## SHORT TASK
Write out the whole listing, matching it exactly.
--
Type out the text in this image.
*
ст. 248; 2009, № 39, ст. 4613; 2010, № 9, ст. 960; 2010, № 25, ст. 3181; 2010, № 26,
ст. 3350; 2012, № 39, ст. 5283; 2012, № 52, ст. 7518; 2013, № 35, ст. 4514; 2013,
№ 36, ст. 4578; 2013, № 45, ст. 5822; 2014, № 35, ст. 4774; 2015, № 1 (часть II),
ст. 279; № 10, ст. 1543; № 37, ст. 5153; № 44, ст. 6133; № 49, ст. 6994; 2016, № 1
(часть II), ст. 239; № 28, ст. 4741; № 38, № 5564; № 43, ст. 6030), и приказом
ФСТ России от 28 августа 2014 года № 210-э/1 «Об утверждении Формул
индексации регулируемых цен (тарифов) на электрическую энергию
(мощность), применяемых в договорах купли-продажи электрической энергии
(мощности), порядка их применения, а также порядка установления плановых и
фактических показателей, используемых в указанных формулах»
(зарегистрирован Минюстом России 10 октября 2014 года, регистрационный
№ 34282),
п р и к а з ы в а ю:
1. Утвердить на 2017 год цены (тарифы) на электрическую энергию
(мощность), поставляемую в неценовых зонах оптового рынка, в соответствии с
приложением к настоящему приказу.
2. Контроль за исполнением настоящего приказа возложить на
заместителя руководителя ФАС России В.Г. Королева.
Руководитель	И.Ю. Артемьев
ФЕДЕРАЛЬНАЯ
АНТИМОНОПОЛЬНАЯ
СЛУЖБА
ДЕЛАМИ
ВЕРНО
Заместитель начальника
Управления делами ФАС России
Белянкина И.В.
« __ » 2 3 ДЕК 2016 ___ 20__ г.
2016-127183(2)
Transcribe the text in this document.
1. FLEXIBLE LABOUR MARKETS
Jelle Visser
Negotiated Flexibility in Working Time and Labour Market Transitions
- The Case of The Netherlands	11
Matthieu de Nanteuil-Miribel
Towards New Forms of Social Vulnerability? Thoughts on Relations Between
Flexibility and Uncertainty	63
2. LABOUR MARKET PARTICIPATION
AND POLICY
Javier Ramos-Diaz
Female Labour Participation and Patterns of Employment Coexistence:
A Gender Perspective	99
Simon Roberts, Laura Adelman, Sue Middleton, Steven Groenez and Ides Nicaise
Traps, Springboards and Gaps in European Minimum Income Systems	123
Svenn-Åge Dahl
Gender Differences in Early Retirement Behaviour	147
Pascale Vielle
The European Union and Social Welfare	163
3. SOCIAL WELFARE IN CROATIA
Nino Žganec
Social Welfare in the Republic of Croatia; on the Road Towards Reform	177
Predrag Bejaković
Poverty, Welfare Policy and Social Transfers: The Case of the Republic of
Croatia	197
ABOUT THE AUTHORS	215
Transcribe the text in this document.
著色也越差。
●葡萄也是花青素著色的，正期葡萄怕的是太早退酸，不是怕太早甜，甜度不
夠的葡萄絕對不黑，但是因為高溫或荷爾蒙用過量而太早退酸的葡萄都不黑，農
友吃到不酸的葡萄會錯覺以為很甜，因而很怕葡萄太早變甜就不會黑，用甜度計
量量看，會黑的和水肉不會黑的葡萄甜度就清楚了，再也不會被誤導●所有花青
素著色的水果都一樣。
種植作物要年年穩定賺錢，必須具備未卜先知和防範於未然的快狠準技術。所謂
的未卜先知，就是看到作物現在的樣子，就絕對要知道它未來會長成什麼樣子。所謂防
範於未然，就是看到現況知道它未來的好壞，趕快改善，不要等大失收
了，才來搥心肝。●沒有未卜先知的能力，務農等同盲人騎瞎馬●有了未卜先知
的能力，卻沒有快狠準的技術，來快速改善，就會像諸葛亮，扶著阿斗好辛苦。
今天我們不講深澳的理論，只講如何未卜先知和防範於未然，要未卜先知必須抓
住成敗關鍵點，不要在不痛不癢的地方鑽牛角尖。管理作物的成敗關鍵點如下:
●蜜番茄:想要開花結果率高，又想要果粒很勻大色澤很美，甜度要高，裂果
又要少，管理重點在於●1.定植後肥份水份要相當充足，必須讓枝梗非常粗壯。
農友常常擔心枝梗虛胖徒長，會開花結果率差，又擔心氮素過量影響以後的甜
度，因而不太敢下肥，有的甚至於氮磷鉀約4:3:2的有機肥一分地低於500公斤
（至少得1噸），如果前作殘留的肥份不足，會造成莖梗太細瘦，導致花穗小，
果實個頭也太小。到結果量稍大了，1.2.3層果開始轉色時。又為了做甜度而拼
--
## TASK RESULT
Type out the text in this image.
*
ст. 248; 2009, № 39, ст. 4613; 2010, № 9, ст. 960; 2010, № 25, ст. 3181; 2010, № 26,
ст. 3350; 2012, № 39, ст. 5283; 2012, № 52, ст. 7518; 2013, № 35, ст. 4514; 2013,
№ 36, ст. 4578; 2013, № 45, ст. 5822; 2014, № 35, ст. 4774; 2015, № 1 (часть II),
ст. 279; № 10, ст. 1543; № 37, ст. 5153; № 44, ст. 6133; № 49, ст. 6994; 2016, № 1
(часть II), ст. 239; № 28, ст. 4741; № 38, № 5564; № 43, ст. 6030), и приказом
ФСТ России от 28 августа 2014 года № 210-э/1 «Об утверждении Формул
индексации регулируемых цен (тарифов) на электрическую энергию
(мощность), применяемых в договорах купли-продажи электрической энергии
(мощности), порядка их применения, а также порядка установления плановых и
фактических показателей, используемых в указанных формулах»
(зарегистрирован Минюстом России 10 октября 2014 года, регистрационный
№ 34282),
п р и к а з ы в а ю:
1. Утвердить на 2017 год цены (тарифы) на электрическую энергию
(мощность), поставляемую в неценовых зонах оптового рынка, в соответствии с
приложением к настоящему приказу.
2. Контроль за исполнением настоящего приказа возложить на
заместителя руководителя ФАС России В.Г. Королева.
Руководитель	И.Ю. Артемьев
ФЕДЕРАЛЬНАЯ
АНТИМОНОПОЛЬНАЯ
СЛУЖБА
ДЕЛАМИ
ВЕРНО
Заместитель начальника
Управления делами ФАС России
Белянкина И.В.
« __ » 2 3 ДЕК 2016 ___ 20__ г.
2016-127183(2)
Transcribe the text in this document.
1. FLEXIBLE LABOUR MARKETS
Jelle Visser
Negotiated Flexibility in Working Time and Labour Market Transitions
- The Case of The Netherlands	11
Matthieu de Nanteuil-Miribel
Towards New Forms of Social Vulnerability? Thoughts on Relations Between
Flexibility and Uncertainty	63
2. LABOUR MARKET PARTICIPATION
AND POLICY
Javier Ramos-Diaz
Female Labour Participation and Patterns of Employment Coexistence:
A Gender Perspective	99
Simon Roberts, Laura Adelman, Sue Middleton, Steven Groenez and Ides Nicaise
Traps, Springboards and Gaps in European Minimum Income Systems	123
Svenn-Åge Dahl
Gender Differences in Early Retirement Behaviour	147
Pascale Vielle
The European Union and Social Welfare	163
3. SOCIAL WELFARE IN CROATIA
Nino Žganec
Social Welfare in the Republic of Croatia; on the Road Towards Reform	177
Predrag Bejaković
Poverty, Welfare Policy and Social Transfers: The Case of the Republic of
Croatia	197
ABOUT THE AUTHORS	215
Transcribe the text in this document.
著色也越差。
●葡萄也是花青素著色的，正期葡萄怕的是太早退酸，不是怕太早甜，甜度不
夠的葡萄絕對不黑，但是因為高溫或荷爾蒙用過量而太早退酸的葡萄都不黑，農
友吃到不酸的葡萄會錯覺以為很甜，因而很怕葡萄太早變甜就不會黑，用甜度計
量量看，會黑的和水肉不會黑的葡萄甜度就清楚了，再也不會被誤導●所有花青
素著色的水果都一樣。
種植作物要年年穩定賺錢，必須具備未卜先知和防範於未然的快狠準技術。所謂
的未卜先知，就是看到作物現在的樣子，就絕對要知道它未來會長成什麼樣子。所謂防
範於未然，就是看到現況知道它未來的好壞，趕快改善，不要等大失收
了，才來搥心肝。●沒有未卜先知的能力，務農等同盲人騎瞎馬●有了未卜先知
的能力，卻沒有快狠準的技術，來快速改善，就會像諸葛亮，扶著阿斗好辛苦。
今天我們不講深澳的理論，只講如何未卜先知和防範於未然，要未卜先知必須抓
住成敗關鍵點，不要在不痛不癢的地方鑽牛角尖。管理作物的成敗關鍵點如下:
●蜜番茄:想要開花結果率高，又想要果粒很勻大色澤很美，甜度要高，裂果
又要少，管理重點在於●1.定植後肥份水份要相當充足，必須讓枝梗非常粗壯。
農友常常擔心枝梗虛胖徒長，會開花結果率差，又擔心氮素過量影響以後的甜
度，因而不太敢下肥，有的甚至於氮磷鉀約4:3:2的有機肥一分地低於500公斤
（至少得1噸），如果前作殘留的肥份不足，會造成莖梗太細瘦，導致花穗小，
果實個頭也太小。到結果量稍大了，1.2.3層果開始轉色時。又為了做甜度而拼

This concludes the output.